- [PAGE TEXT]:
####################

Alex Klose, VP of Marketing at IMImobile, looks at the opportunity for enterprises to differentiate customer experience by combining new rich-media messaging channels such as RCS (Rich Communication Services) with customer journey automation platforms. There is no doubt that consumers have a huge desire for messaging-based experiences. In fact, 66% of consumers prefer to reach brands, or be reached by brands through messaging apps, and two-thirds expect to increase their engagement with businesses via messaging channels over the next two years.
The role of messaging is becoming instrumental for how consumers interact with brands and with increasing app fatigue, enterprises must ensure they adapt to the shift in consumer behaviour towards new messaging channels.
Not only is it about meeting customer expectations for how they want to engage and access services, but also about responding to increasing competition from agile start-ups who have enabled their entire service offering on channels such like Facebook Messenger.
The race to engage, win and differentiate through messaging-based experiences is well and truly on. So how can enterprises get ahead?

####################

- [RECORDS SUPPLIED]:
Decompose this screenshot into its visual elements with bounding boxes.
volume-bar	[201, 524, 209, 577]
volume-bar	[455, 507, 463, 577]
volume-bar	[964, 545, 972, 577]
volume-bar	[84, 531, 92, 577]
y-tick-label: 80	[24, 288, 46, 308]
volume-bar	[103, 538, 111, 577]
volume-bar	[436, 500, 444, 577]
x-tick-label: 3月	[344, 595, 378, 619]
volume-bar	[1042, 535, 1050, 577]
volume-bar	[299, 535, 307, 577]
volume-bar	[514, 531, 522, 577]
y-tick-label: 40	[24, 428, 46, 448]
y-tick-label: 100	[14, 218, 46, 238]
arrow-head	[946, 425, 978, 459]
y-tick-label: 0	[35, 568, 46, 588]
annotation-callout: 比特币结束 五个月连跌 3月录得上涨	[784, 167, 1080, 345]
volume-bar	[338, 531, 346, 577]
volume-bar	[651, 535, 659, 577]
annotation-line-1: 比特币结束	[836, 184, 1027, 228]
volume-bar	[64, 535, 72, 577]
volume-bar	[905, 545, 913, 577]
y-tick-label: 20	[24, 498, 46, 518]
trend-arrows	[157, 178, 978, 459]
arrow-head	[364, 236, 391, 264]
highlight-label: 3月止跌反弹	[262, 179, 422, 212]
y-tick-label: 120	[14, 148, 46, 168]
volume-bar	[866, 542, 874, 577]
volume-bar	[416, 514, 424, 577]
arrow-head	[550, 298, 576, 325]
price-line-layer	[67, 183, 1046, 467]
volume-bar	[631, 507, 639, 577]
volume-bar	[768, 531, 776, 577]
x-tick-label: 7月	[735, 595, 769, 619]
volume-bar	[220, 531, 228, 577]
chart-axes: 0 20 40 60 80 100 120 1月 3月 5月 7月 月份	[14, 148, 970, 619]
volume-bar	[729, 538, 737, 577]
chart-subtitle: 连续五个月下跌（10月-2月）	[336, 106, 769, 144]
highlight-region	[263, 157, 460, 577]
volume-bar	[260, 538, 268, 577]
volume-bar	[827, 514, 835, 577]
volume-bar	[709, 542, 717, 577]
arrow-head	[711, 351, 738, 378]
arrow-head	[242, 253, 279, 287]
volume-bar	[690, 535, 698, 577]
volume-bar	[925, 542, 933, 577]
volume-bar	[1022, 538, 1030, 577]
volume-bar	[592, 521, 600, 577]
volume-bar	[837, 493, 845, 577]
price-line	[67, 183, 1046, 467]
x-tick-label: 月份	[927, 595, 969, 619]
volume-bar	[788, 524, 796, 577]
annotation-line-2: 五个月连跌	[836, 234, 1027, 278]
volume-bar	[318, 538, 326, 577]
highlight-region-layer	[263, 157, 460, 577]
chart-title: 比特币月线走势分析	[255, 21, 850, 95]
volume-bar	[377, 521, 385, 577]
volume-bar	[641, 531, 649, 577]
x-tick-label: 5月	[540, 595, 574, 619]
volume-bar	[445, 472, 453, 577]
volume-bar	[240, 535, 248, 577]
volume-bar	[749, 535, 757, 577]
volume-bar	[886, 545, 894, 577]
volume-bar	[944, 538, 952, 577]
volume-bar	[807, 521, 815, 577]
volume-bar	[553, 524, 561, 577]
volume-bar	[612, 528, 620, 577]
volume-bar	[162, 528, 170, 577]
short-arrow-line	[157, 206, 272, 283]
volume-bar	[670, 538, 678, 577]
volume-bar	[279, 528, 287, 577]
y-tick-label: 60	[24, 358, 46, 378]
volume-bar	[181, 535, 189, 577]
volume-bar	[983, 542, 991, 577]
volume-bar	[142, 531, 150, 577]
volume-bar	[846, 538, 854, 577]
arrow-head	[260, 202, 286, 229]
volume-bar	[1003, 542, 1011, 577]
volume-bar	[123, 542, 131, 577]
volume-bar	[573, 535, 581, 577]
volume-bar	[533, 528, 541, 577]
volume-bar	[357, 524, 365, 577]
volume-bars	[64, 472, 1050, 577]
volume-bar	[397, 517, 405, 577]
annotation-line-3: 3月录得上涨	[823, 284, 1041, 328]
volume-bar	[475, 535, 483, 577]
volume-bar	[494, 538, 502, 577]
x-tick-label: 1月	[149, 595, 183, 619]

####################

- [WORK TO COMPLETE]:
• a. Answer these questions from the article on messaging channels:
(i) What percentage of consumers prefer to reach brands, or be reached by them, through messaging apps?
(ii) On which channel have agile start-ups enabled their entire service offering?
(iii) What does RCS stand for?
• b. Carry on the article about messaging channels and customer experience from the point where it stops.

- [ANSWERS IN ORDER]:
• a.
(i) 66%
(ii) Facebook Messenger
(iii) Rich Communication Services

• b.
The need for customer communication orchestration
The battleground amongst companies like Amazon, Apple, Facebook and Google to provide rich media messaging services is well under way. There’s Facebook who launched Messenger 2.0, WhatsApp who earlier this year launched ‘WhatsApp Business’ in five markets, as well as Google’s latest support of Rich Communication Services (RCS) for Android devices, and there are even rumours about an Amazon messaging app.
But no matter which company or messaging service, the objective is very simple – they all seek to be the medium for consumers and businesses to talk to each other. Whether that’s through the use of AI-powered chatbots, high-res image carousels, videos, audio, action buttons, and much more, to transform conversational messaging experiences.